# INSTRUCTIONS TO FOLLOW
From the records, pick out and copy each line containing "bebebe".

[Stored records]

****************************************

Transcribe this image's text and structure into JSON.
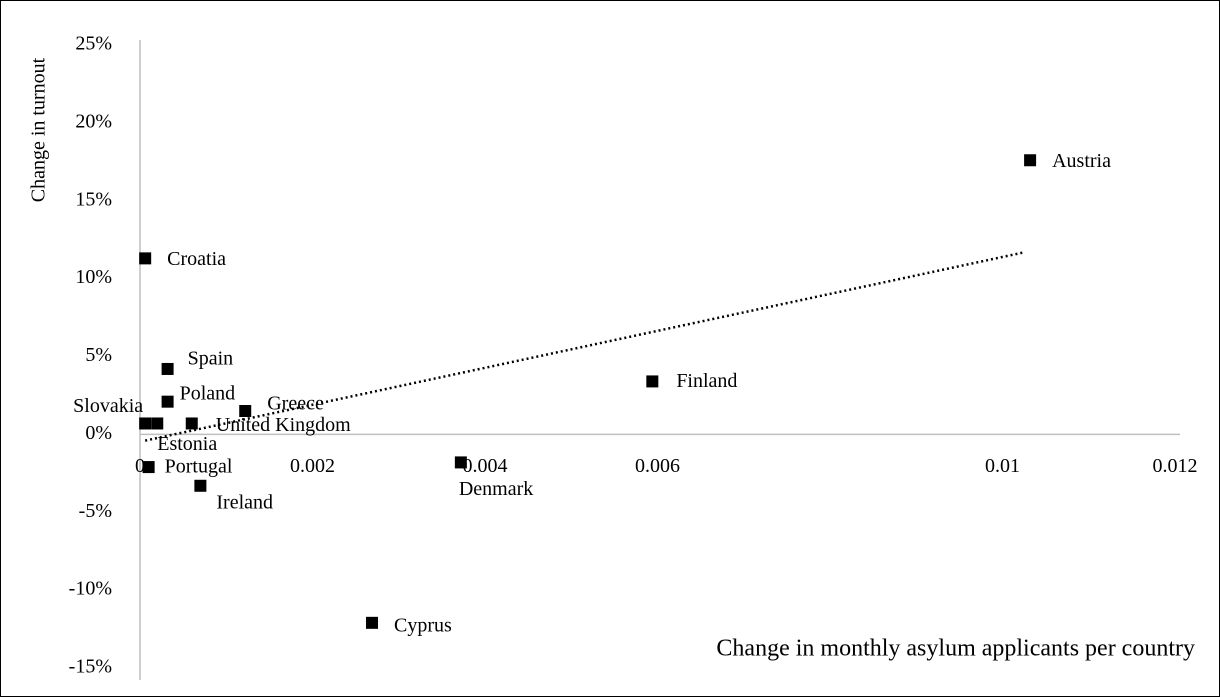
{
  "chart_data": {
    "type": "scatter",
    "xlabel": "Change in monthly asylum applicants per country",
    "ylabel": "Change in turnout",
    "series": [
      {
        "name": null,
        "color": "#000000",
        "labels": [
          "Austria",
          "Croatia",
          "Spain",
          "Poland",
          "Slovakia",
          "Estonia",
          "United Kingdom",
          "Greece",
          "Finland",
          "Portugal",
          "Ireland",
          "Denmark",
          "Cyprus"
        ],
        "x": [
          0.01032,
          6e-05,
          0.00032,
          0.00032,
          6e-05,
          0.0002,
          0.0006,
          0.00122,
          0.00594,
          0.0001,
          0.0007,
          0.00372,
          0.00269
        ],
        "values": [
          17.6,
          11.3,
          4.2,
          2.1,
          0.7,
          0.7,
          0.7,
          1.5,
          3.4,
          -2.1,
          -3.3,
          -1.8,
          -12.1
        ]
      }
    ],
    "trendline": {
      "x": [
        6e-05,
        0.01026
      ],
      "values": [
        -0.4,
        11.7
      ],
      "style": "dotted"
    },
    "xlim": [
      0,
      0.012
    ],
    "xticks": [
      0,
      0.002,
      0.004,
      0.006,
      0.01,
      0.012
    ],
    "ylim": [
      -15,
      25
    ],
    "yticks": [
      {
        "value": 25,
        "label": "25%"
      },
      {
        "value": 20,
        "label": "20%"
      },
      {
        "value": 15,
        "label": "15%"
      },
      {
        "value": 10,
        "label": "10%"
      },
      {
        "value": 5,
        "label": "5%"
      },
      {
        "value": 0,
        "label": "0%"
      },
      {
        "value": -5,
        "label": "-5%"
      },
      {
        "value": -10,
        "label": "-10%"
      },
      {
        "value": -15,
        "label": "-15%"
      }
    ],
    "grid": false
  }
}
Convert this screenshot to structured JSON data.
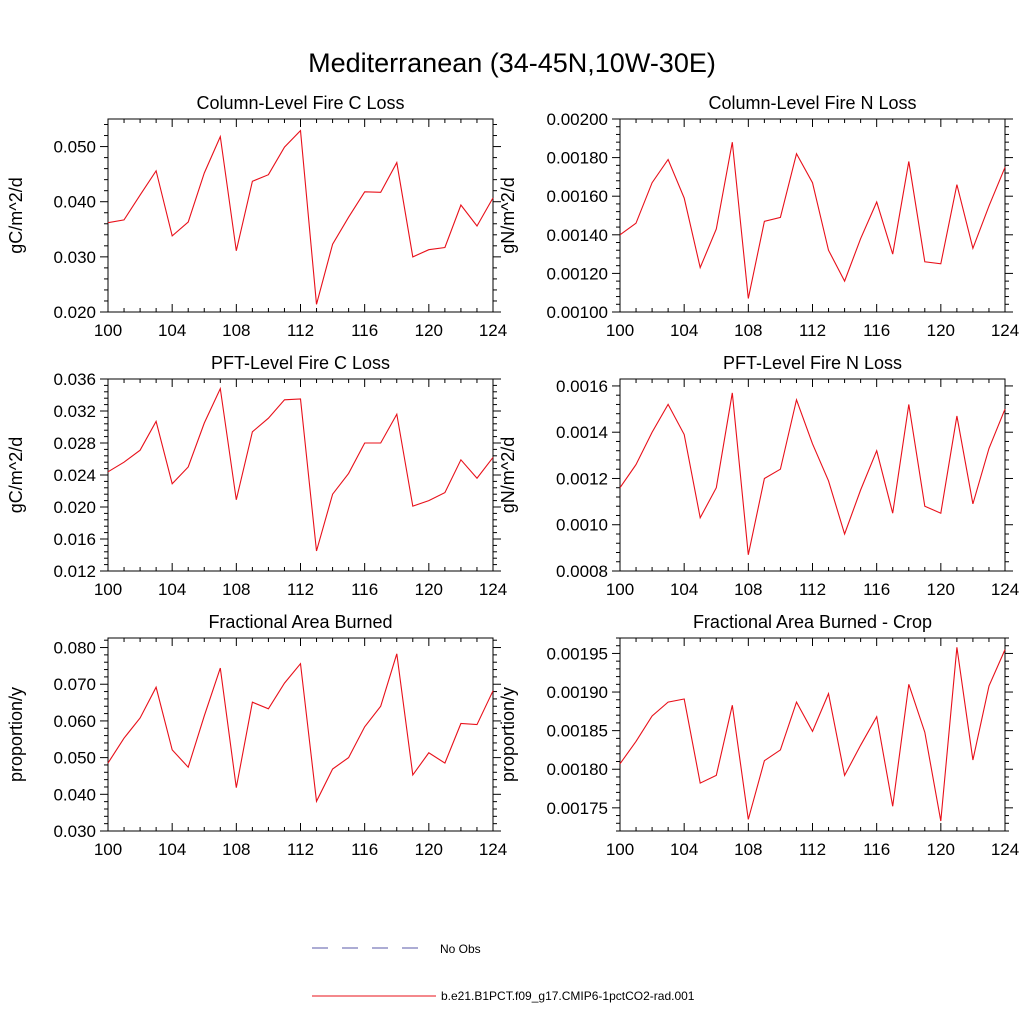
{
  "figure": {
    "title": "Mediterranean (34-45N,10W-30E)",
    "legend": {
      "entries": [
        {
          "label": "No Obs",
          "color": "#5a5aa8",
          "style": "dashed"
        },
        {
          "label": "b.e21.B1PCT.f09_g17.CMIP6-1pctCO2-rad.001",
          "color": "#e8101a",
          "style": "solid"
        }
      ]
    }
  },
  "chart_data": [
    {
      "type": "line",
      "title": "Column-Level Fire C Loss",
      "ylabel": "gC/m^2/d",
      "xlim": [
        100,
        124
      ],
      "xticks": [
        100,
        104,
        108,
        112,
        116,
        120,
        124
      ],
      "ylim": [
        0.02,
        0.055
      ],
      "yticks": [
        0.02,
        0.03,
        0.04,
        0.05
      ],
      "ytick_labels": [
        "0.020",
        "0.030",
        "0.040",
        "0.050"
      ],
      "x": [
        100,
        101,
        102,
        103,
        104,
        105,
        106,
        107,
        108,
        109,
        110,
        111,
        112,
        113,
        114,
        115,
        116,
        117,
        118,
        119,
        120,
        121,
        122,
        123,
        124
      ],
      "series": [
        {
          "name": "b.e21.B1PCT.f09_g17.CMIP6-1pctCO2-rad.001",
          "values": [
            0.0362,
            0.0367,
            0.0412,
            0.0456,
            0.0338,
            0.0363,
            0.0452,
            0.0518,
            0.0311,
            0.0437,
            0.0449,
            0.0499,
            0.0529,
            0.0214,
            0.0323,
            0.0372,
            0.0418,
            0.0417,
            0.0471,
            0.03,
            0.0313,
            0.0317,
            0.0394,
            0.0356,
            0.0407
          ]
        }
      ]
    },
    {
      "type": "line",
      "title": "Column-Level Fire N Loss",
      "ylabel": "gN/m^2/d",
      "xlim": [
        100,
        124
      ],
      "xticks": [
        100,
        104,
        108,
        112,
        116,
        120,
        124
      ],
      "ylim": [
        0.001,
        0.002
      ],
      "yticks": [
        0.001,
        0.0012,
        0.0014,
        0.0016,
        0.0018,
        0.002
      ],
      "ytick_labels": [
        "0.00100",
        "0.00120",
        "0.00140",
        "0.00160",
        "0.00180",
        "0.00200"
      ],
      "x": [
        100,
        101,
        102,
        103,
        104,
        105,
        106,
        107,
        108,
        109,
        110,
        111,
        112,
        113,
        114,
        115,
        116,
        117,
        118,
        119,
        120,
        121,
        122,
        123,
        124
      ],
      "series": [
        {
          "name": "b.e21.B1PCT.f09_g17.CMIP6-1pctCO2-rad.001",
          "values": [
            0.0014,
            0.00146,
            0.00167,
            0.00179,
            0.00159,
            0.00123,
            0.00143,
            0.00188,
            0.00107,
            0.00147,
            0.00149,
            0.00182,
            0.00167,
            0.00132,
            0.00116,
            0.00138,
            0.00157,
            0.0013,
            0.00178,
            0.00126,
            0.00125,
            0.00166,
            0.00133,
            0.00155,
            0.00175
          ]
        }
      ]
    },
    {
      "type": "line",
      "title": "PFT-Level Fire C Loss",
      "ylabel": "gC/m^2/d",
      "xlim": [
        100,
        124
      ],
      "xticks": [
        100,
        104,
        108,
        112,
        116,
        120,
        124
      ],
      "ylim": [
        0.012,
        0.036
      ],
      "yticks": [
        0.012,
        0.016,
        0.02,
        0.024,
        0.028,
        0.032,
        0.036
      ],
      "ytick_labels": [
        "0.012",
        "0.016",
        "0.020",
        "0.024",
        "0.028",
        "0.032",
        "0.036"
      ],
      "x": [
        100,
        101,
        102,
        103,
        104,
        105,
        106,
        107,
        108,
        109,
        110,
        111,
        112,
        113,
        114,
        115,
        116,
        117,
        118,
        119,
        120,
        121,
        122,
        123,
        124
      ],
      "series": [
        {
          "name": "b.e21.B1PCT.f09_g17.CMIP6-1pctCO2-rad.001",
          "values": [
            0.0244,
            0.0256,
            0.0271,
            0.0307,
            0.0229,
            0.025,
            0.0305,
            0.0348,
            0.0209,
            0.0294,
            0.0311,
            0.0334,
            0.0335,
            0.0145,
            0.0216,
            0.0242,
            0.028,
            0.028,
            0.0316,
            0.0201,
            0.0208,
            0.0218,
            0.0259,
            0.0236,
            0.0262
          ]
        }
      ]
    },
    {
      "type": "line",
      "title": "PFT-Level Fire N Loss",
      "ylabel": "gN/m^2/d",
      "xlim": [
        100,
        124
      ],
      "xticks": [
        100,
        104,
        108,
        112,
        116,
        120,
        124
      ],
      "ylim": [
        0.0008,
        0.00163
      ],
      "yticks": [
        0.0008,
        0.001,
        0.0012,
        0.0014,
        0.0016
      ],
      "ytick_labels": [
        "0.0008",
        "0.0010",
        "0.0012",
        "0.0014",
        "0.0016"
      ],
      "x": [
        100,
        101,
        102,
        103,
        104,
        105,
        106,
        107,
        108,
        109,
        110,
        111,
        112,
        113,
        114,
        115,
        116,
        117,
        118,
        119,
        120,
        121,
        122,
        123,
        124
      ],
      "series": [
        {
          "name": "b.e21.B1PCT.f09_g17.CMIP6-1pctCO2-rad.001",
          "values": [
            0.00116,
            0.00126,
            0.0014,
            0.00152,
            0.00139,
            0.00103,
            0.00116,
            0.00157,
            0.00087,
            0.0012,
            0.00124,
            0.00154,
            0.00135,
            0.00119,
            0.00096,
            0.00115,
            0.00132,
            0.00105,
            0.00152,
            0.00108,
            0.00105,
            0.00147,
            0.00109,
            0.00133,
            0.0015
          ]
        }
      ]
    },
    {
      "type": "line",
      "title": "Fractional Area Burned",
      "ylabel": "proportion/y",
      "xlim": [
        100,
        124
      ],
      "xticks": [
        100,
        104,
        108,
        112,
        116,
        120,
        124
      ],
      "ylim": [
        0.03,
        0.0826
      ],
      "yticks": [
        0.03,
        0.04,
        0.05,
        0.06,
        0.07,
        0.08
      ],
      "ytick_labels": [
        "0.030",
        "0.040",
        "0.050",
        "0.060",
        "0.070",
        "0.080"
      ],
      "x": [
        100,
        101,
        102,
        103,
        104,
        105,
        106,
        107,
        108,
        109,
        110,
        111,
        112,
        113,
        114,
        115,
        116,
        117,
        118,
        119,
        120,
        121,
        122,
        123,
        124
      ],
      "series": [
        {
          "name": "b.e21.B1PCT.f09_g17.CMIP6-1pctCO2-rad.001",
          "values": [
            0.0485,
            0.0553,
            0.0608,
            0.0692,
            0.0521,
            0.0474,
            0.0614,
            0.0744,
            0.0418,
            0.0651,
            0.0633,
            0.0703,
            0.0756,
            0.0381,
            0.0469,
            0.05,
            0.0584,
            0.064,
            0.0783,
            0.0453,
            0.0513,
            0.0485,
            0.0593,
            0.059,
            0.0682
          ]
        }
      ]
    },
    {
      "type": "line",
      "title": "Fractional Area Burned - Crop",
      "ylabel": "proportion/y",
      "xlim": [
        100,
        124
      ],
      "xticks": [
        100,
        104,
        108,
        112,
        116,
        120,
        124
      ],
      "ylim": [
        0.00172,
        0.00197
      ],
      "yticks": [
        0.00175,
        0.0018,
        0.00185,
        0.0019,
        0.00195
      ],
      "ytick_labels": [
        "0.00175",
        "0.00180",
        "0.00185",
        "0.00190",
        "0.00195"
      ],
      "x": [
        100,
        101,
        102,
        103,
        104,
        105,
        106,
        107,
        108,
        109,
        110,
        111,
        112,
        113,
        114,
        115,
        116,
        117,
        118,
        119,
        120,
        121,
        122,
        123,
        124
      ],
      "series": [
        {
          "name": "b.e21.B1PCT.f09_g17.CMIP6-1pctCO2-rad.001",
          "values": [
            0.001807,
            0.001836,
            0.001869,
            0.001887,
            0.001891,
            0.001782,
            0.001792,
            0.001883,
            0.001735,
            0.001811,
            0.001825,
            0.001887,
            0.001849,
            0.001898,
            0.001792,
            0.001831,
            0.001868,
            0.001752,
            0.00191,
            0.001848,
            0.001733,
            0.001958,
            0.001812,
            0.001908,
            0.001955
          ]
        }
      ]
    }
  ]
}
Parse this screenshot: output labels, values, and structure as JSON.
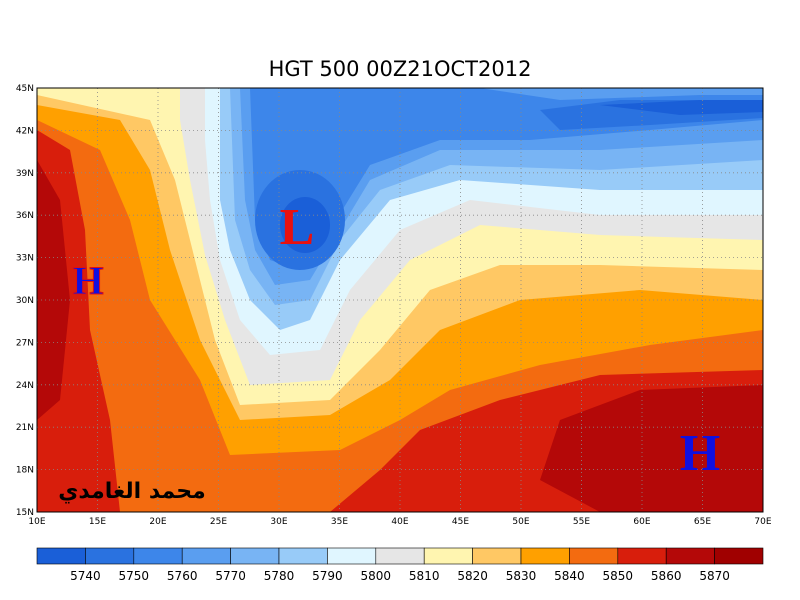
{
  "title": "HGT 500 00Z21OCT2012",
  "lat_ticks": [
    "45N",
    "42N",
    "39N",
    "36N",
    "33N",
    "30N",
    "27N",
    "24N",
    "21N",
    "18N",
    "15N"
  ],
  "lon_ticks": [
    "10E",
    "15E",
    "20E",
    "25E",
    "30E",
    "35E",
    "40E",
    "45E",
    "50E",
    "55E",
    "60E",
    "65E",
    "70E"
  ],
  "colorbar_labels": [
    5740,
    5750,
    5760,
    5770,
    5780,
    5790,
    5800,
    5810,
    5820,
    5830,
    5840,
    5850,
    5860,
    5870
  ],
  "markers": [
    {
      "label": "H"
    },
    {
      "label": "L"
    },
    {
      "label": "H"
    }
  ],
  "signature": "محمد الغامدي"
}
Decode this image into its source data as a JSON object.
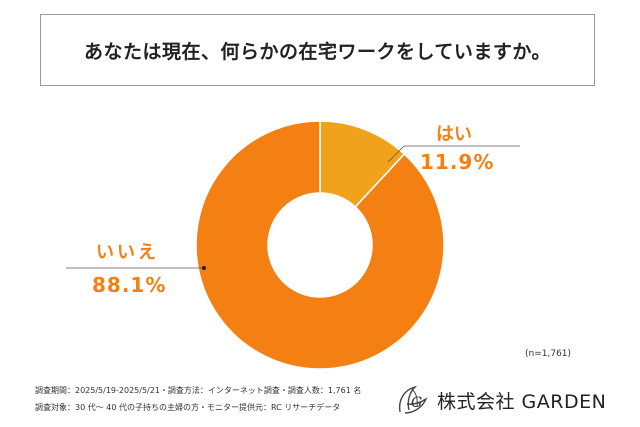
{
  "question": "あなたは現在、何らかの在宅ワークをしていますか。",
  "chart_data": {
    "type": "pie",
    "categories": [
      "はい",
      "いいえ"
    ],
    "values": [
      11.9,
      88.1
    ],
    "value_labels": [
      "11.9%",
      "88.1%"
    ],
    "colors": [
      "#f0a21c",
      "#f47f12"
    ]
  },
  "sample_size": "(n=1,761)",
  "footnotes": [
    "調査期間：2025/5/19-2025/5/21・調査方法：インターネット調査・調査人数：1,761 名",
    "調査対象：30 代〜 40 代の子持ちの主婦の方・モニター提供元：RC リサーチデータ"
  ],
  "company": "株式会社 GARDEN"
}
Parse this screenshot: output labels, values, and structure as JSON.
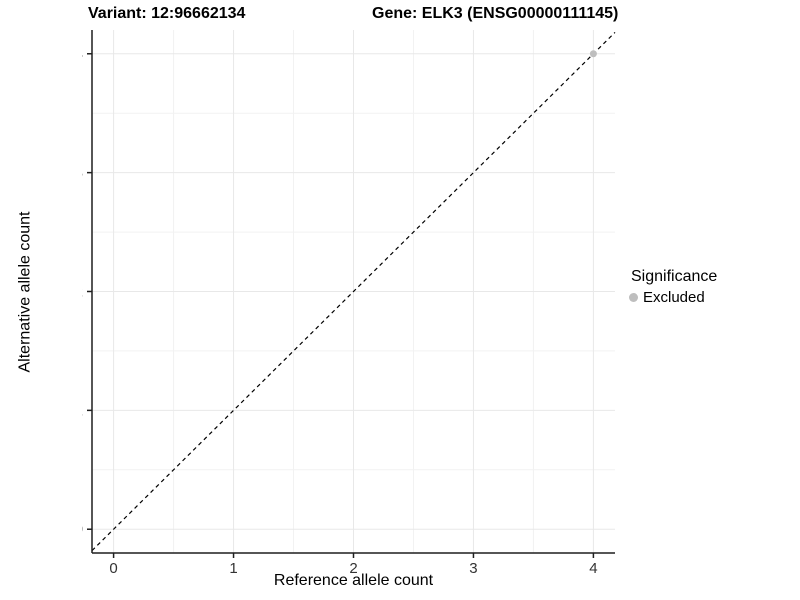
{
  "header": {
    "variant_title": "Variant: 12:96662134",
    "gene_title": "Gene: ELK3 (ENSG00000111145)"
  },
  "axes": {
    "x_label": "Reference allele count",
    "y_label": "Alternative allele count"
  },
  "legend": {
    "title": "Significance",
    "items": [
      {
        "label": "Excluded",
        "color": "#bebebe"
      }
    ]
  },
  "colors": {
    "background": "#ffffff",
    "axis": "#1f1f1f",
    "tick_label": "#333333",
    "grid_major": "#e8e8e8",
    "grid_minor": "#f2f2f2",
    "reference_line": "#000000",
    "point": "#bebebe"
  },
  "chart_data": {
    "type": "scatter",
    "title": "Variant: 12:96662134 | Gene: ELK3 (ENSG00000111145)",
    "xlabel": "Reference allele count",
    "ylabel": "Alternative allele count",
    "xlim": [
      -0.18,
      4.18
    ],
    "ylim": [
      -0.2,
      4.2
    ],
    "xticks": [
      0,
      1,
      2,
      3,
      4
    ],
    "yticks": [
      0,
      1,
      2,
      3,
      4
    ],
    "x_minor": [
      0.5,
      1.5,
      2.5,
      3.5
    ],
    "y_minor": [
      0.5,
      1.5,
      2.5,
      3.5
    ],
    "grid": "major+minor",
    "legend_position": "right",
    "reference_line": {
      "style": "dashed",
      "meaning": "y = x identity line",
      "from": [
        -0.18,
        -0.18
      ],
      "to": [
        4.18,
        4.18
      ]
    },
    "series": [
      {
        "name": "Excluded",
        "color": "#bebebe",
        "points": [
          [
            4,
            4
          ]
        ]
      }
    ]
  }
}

****************************************

# SOLUTION TO THIS EXERCISE
        "color": "#bebebe"
    "point": "#bebebe"
        "color": "#bebebe",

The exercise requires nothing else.